■ Direction
Copy each line of the entries beneath that contains the word "JSON".

■ Task input
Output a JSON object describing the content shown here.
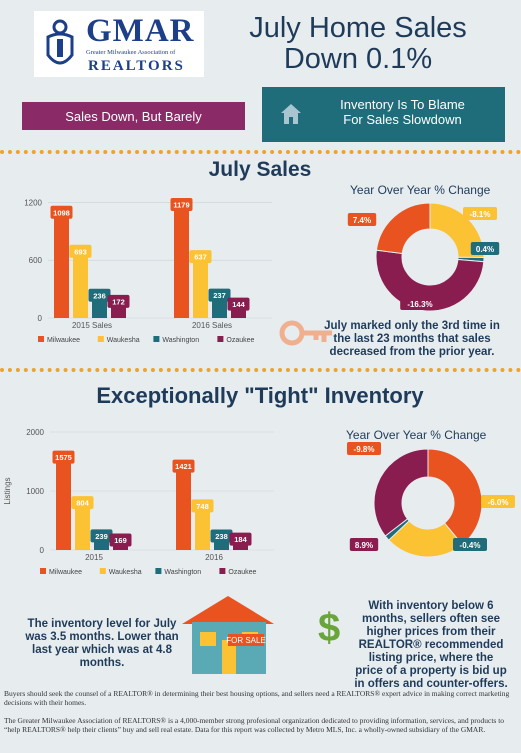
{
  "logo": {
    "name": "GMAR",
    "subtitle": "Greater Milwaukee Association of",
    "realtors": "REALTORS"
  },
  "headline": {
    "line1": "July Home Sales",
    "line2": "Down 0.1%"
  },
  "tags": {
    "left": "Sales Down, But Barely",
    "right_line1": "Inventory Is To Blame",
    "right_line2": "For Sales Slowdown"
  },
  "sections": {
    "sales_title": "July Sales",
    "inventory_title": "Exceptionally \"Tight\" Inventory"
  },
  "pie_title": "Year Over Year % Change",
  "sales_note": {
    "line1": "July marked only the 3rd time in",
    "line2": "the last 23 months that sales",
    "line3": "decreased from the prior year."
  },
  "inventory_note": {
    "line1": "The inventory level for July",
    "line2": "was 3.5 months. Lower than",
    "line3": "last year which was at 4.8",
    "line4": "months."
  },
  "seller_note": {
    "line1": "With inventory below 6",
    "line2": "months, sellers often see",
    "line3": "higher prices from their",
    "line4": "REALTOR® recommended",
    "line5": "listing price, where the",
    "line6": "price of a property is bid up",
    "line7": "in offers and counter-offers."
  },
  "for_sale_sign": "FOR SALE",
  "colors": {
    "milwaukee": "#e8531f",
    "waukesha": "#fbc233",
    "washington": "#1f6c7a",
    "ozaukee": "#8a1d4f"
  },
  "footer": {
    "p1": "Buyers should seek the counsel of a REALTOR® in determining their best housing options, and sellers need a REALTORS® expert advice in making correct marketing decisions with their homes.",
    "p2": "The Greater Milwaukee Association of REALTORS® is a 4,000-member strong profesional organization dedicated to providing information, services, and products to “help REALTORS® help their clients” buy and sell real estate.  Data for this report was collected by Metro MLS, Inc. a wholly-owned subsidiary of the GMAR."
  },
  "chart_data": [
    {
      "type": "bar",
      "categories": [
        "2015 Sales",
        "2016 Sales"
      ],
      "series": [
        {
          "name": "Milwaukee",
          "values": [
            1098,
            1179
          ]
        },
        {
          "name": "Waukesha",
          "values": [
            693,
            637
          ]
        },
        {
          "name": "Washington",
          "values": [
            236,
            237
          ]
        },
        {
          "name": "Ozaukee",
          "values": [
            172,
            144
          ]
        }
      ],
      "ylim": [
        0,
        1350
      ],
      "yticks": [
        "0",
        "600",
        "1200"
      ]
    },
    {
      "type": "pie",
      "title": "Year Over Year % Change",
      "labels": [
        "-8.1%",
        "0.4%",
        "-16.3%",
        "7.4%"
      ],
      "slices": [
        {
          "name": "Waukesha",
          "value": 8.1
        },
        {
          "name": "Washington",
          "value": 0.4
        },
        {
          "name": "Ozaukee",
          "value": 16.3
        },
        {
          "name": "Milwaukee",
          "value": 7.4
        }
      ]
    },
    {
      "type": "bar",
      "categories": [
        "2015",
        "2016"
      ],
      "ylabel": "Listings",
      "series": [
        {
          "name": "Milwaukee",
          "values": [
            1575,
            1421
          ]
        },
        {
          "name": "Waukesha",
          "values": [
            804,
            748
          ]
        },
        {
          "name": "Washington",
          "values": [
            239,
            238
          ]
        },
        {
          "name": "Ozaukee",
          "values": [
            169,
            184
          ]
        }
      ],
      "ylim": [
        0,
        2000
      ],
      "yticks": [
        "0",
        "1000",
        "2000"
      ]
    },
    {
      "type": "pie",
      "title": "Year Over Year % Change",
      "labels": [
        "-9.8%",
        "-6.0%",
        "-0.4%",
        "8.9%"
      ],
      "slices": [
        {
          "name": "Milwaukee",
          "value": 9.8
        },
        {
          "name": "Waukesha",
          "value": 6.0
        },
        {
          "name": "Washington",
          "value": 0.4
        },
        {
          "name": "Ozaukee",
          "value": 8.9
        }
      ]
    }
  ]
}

---

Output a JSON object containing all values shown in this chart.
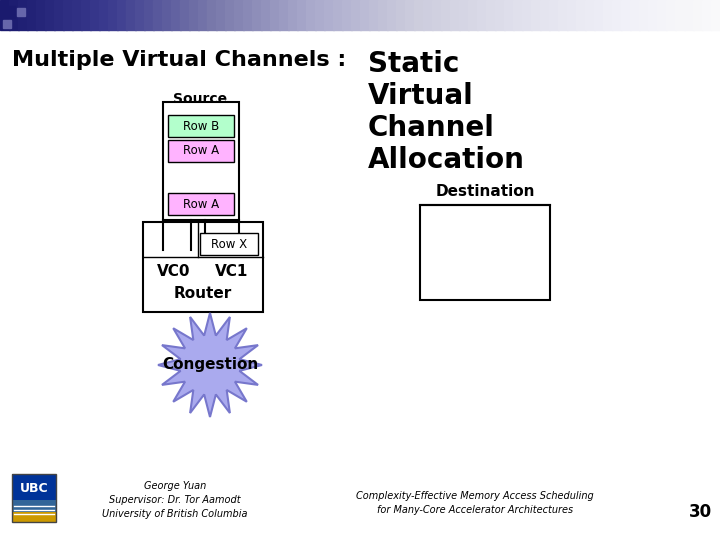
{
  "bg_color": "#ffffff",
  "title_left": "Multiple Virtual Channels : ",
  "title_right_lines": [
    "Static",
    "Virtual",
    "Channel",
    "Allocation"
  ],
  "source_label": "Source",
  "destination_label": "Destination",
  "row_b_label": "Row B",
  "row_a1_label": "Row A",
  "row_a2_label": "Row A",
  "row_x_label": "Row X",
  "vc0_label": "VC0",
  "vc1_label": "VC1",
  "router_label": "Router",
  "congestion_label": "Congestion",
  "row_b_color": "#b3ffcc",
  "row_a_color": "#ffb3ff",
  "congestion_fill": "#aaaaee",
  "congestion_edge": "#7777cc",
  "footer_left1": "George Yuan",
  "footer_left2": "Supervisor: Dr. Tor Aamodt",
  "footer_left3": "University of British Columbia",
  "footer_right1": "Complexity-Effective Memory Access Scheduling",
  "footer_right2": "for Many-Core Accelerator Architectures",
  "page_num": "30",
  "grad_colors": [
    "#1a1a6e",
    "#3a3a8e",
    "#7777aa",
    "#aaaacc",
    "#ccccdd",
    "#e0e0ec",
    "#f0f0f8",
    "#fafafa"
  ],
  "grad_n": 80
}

■ Response
Output a JSON object describing the content shown here.
Output a JSON object containing all values shown in this chart.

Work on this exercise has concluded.